• [Required work]
Copy each line of the entries beneath that contains the word "Distalizing".

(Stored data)
________________________________________

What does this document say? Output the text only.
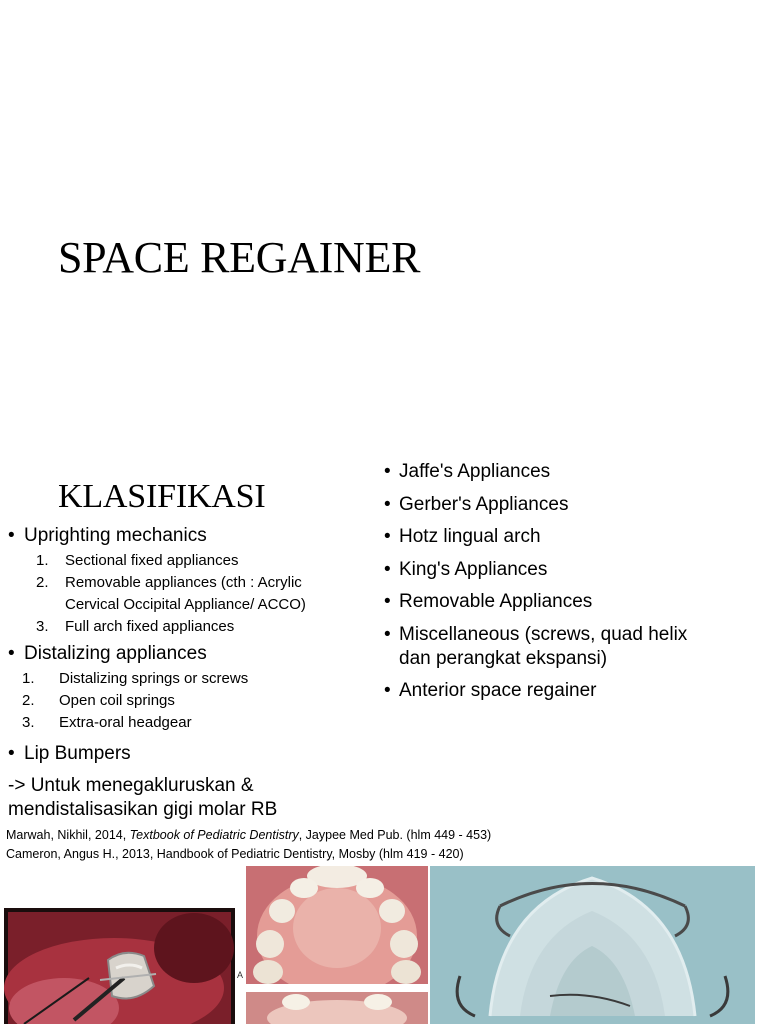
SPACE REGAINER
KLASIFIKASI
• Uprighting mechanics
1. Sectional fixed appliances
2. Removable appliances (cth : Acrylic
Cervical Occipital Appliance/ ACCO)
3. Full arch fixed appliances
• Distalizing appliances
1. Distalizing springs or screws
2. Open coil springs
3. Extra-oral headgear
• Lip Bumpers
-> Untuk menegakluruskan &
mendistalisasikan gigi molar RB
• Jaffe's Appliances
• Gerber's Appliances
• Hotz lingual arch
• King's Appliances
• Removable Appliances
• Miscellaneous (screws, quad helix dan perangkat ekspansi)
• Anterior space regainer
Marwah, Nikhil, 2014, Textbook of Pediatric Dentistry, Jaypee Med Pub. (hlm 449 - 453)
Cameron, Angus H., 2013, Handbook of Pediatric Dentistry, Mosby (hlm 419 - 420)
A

________________________________________

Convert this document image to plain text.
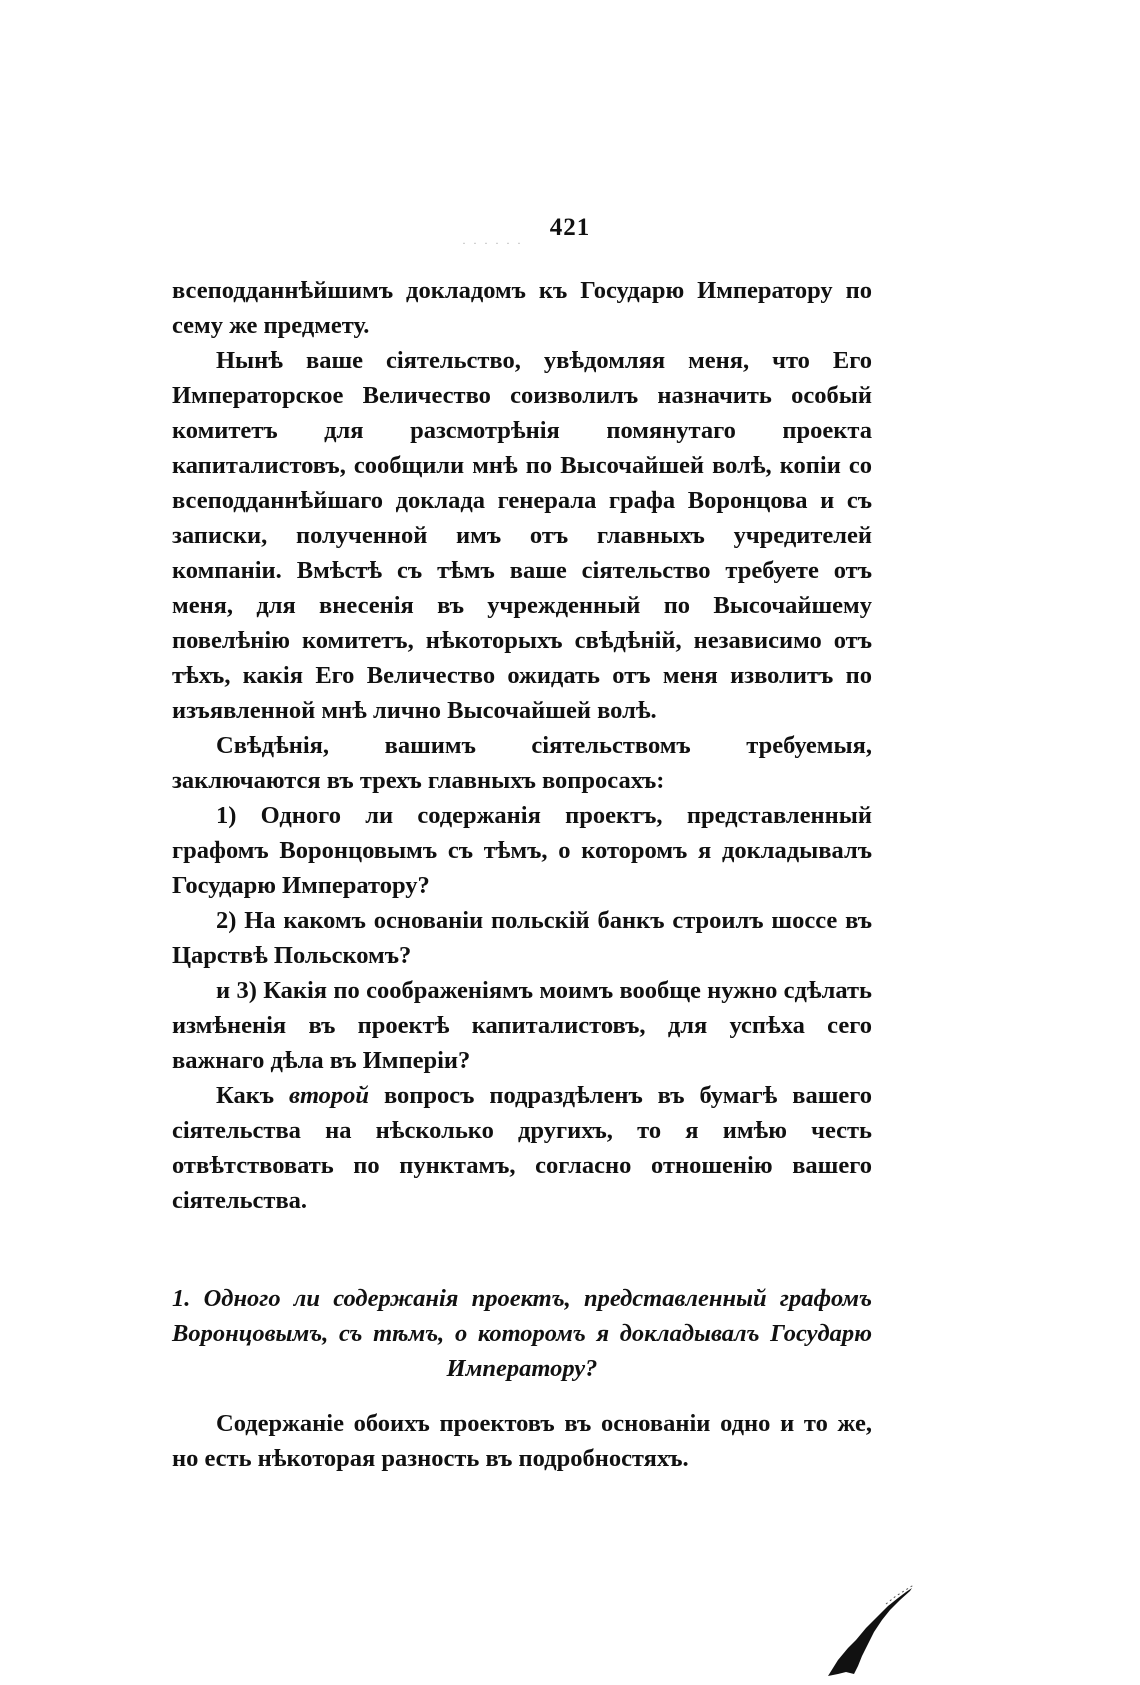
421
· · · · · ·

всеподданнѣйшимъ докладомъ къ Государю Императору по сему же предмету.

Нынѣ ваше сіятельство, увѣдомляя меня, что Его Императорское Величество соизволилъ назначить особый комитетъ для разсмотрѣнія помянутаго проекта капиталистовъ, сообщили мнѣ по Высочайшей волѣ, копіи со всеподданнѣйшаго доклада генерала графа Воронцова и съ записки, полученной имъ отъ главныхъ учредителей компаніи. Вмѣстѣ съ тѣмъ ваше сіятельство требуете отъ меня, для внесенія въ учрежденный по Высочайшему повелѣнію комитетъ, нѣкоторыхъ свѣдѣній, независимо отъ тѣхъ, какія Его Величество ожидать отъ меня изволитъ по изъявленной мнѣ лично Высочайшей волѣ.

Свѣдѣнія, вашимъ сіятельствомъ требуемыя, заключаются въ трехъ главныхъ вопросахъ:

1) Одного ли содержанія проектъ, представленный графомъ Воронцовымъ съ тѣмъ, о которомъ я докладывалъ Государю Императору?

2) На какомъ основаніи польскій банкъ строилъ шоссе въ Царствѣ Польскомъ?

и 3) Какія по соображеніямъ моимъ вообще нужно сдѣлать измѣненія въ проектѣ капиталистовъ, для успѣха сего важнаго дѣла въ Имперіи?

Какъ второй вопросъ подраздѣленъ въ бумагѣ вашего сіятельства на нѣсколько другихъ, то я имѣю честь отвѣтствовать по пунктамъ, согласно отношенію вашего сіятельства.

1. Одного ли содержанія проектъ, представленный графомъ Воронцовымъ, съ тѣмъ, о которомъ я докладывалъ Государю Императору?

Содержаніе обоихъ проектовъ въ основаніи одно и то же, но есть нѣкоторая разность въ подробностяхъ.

________________________________________

• [Result below]
• Distalizing appliances
1. Distalizing springs or screws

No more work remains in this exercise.